▸ **SET PROBLEM**: Write out the full set of records below exactly.

▸ **GIVEN DATA**:
+-------+
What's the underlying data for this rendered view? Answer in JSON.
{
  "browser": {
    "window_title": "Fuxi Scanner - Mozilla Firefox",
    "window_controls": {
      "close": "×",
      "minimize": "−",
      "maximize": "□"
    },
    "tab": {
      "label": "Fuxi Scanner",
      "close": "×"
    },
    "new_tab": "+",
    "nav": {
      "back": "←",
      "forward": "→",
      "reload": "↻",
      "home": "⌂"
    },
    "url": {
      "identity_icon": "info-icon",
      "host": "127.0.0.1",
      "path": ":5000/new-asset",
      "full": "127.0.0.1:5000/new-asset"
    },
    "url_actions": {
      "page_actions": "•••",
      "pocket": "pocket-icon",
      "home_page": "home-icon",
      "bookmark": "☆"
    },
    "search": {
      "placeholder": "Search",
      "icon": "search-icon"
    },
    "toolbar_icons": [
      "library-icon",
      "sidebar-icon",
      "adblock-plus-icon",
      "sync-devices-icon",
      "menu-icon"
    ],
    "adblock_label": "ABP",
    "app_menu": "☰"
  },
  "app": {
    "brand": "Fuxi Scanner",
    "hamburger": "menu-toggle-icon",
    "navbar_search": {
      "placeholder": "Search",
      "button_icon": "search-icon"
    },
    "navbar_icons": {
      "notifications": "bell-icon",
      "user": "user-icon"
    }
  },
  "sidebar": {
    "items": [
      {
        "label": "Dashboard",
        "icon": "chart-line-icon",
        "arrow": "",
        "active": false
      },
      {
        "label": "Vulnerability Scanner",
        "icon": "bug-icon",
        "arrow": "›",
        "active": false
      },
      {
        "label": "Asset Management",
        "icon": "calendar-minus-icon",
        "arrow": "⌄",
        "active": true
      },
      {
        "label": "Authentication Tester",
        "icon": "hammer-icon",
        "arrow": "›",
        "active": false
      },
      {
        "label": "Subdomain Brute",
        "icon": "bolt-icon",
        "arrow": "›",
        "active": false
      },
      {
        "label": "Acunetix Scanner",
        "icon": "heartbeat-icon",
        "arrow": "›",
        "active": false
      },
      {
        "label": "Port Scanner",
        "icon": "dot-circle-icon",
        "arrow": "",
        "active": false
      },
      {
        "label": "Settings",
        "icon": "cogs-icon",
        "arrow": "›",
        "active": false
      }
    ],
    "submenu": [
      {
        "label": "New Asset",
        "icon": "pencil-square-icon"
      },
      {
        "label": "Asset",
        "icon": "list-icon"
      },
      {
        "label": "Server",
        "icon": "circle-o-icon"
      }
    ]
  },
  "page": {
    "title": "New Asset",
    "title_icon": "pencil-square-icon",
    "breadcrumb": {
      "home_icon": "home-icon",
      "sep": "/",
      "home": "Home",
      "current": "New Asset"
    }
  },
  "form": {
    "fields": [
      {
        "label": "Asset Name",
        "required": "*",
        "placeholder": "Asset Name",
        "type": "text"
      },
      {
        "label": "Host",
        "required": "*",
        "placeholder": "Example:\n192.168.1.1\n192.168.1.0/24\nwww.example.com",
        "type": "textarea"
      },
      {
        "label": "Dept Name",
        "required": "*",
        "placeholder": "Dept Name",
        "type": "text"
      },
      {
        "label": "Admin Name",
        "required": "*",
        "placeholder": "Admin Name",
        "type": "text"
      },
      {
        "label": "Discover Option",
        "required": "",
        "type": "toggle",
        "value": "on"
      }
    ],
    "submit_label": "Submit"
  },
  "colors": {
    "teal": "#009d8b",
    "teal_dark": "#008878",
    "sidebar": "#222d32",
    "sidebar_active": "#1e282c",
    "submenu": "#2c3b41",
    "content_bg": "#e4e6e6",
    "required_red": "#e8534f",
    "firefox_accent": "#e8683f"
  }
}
+-------+
▸ **EXERCISE ANSWER**:
What's the underlying data for this rendered view? Answer in JSON.
{
  "browser": {
    "window_title": "Fuxi Scanner - Mozilla Firefox",
    "window_controls": {
      "close": "×",
      "minimize": "−",
      "maximize": "□"
    },
    "tab": {
      "label": "Fuxi Scanner",
      "close": "×"
    },
    "new_tab": "+",
    "nav": {
      "back": "←",
      "forward": "→",
      "reload": "↻",
      "home": "⌂"
    },
    "url": {
      "identity_icon": "info-icon",
      "host": "127.0.0.1",
      "path": ":5000/new-asset",
      "full": "127.0.0.1:5000/new-asset"
    },
    "url_actions": {
      "page_actions": "•••",
      "pocket": "pocket-icon",
      "home_page": "home-icon",
      "bookmark": "☆"
    },
    "search": {
      "placeholder": "Search",
      "icon": "search-icon"
    },
    "toolbar_icons": [
      "library-icon",
      "sidebar-icon",
      "adblock-plus-icon",
      "sync-devices-icon",
      "menu-icon"
    ],
    "adblock_label": "ABP",
    "app_menu": "☰"
  },
  "app": {
    "brand": "Fuxi Scanner",
    "hamburger": "menu-toggle-icon",
    "navbar_search": {
      "placeholder": "Search",
      "button_icon": "search-icon"
    },
    "navbar_icons": {
      "notifications": "bell-icon",
      "user": "user-icon"
    }
  },
  "sidebar": {
    "items": [
      {
        "label": "Dashboard",
        "icon": "chart-line-icon",
        "arrow": "",
        "active": false
      },
      {
        "label": "Vulnerability Scanner",
        "icon": "bug-icon",
        "arrow": "›",
        "active": false
      },
      {
        "label": "Asset Management",
        "icon": "calendar-minus-icon",
        "arrow": "⌄",
        "active": true
      },
      {
        "label": "Authentication Tester",
        "icon": "hammer-icon",
        "arrow": "›",
        "active": false
      },
      {
        "label": "Subdomain Brute",
        "icon": "bolt-icon",
        "arrow": "›",
        "active": false
      },
      {
        "label": "Acunetix Scanner",
        "icon": "heartbeat-icon",
        "arrow": "›",
        "active": false
      },
      {
        "label": "Port Scanner",
        "icon": "dot-circle-icon",
        "arrow": "",
        "active": false
      },
      {
        "label": "Settings",
        "icon": "cogs-icon",
        "arrow": "›",
        "active": false
      }
    ],
    "submenu": [
      {
        "label": "New Asset",
        "icon": "pencil-square-icon"
      },
      {
        "label": "Asset",
        "icon": "list-icon"
      },
      {
        "label": "Server",
        "icon": "circle-o-icon"
      }
    ]
  },
  "page": {
    "title": "New Asset",
    "title_icon": "pencil-square-icon",
    "breadcrumb": {
      "home_icon": "home-icon",
      "sep": "/",
      "home": "Home",
      "current": "New Asset"
    }
  },
  "form": {
    "fields": [
      {
        "label": "Asset Name",
        "required": "*",
        "placeholder": "Asset Name",
        "type": "text"
      },
      {
        "label": "Host",
        "required": "*",
        "placeholder": "Example:\n192.168.1.1\n192.168.1.0/24\nwww.example.com",
        "type": "textarea"
      },
      {
        "label": "Dept Name",
        "required": "*",
        "placeholder": "Dept Name",
        "type": "text"
      },
      {
        "label": "Admin Name",
        "required": "*",
        "placeholder": "Admin Name",
        "type": "text"
      },
      {
        "label": "Discover Option",
        "required": "",
        "type": "toggle",
        "value": "on"
      }
    ],
    "submit_label": "Submit"
  },
  "colors": {
    "teal": "#009d8b",
    "teal_dark": "#008878",
    "sidebar": "#222d32",
    "sidebar_active": "#1e282c",
    "submenu": "#2c3b41",
    "content_bg": "#e4e6e6",
    "required_red": "#e8534f",
    "firefox_accent": "#e8683f"
  }
}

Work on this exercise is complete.